▶ Exercise
Report the number of lines containing "Revenue", with no other words.

Data entries for graphics:
^^^^
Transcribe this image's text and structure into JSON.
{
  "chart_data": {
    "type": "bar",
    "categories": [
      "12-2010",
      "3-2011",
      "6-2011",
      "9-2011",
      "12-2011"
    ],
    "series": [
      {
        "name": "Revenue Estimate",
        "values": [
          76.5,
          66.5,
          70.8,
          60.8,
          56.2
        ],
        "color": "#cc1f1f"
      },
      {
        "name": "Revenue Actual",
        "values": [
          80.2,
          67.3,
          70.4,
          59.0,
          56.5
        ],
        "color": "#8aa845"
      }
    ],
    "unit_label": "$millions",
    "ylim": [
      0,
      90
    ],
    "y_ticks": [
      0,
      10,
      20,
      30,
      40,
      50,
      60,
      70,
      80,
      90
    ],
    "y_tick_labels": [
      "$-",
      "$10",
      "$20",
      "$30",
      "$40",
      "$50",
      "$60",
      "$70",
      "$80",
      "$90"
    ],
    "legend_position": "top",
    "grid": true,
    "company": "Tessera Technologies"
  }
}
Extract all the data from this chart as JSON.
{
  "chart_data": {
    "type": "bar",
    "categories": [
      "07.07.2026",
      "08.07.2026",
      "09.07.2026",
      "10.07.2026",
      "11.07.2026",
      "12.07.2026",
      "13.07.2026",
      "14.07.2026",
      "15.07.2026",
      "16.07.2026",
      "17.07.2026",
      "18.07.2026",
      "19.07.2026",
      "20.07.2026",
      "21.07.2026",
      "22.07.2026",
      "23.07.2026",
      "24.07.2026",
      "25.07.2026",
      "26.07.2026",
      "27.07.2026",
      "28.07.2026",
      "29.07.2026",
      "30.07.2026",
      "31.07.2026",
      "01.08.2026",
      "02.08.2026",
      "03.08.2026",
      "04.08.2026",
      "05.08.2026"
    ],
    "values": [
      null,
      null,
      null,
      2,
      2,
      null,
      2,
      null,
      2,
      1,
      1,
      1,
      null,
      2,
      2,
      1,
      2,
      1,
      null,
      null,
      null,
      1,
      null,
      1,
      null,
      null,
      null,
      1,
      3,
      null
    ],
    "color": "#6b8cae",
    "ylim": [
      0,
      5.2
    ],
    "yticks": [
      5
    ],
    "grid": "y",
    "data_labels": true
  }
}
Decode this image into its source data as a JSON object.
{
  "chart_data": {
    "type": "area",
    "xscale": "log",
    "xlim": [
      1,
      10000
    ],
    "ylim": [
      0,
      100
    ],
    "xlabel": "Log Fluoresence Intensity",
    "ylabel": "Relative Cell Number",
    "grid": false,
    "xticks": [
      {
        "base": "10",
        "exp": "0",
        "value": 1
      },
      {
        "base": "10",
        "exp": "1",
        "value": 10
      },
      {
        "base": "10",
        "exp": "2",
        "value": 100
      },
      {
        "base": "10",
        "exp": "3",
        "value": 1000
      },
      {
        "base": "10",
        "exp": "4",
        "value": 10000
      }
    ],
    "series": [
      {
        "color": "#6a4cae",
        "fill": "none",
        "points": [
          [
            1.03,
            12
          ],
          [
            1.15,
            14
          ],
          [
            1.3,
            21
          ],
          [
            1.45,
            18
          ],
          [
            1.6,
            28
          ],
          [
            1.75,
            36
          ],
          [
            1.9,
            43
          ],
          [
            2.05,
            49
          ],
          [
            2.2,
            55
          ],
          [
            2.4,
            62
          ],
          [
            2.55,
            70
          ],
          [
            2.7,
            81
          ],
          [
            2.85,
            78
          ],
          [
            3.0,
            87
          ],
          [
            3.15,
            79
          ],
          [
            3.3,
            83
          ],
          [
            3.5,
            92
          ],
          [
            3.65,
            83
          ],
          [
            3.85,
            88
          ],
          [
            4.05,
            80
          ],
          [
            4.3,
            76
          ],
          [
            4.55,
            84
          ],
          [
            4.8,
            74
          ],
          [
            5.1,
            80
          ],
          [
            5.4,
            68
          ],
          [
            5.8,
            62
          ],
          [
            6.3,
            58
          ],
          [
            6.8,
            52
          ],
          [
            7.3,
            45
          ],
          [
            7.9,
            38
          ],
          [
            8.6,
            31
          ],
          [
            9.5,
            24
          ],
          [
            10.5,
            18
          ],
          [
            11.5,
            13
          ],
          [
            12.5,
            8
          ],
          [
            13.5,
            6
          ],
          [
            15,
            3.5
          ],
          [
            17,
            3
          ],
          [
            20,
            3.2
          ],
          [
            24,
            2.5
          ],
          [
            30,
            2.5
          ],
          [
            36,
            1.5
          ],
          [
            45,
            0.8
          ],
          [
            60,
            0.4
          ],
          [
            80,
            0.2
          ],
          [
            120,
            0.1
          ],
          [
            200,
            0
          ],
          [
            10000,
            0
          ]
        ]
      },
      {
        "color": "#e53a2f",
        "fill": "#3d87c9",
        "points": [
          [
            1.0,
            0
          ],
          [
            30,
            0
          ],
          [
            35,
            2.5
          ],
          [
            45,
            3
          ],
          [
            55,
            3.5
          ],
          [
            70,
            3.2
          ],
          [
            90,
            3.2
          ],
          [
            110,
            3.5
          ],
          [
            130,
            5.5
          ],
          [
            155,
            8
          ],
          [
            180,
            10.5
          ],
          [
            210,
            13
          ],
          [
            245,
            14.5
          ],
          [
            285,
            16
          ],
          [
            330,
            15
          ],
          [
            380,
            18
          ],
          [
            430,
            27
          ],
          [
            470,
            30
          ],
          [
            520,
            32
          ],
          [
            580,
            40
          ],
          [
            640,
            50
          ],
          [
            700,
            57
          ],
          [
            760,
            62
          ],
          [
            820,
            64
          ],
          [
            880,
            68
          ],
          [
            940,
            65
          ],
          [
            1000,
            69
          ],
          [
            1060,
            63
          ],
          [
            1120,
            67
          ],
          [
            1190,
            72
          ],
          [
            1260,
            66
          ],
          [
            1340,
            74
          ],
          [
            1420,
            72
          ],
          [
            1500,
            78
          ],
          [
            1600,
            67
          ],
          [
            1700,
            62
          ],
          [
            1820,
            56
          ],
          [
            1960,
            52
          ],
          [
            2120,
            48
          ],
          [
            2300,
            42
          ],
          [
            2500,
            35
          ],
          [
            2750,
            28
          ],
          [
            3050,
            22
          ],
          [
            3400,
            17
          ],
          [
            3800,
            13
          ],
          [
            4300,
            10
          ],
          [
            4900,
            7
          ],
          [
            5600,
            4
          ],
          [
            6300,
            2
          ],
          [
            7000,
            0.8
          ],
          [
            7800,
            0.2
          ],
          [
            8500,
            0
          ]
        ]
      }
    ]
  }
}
^^^^
▶ Reply
2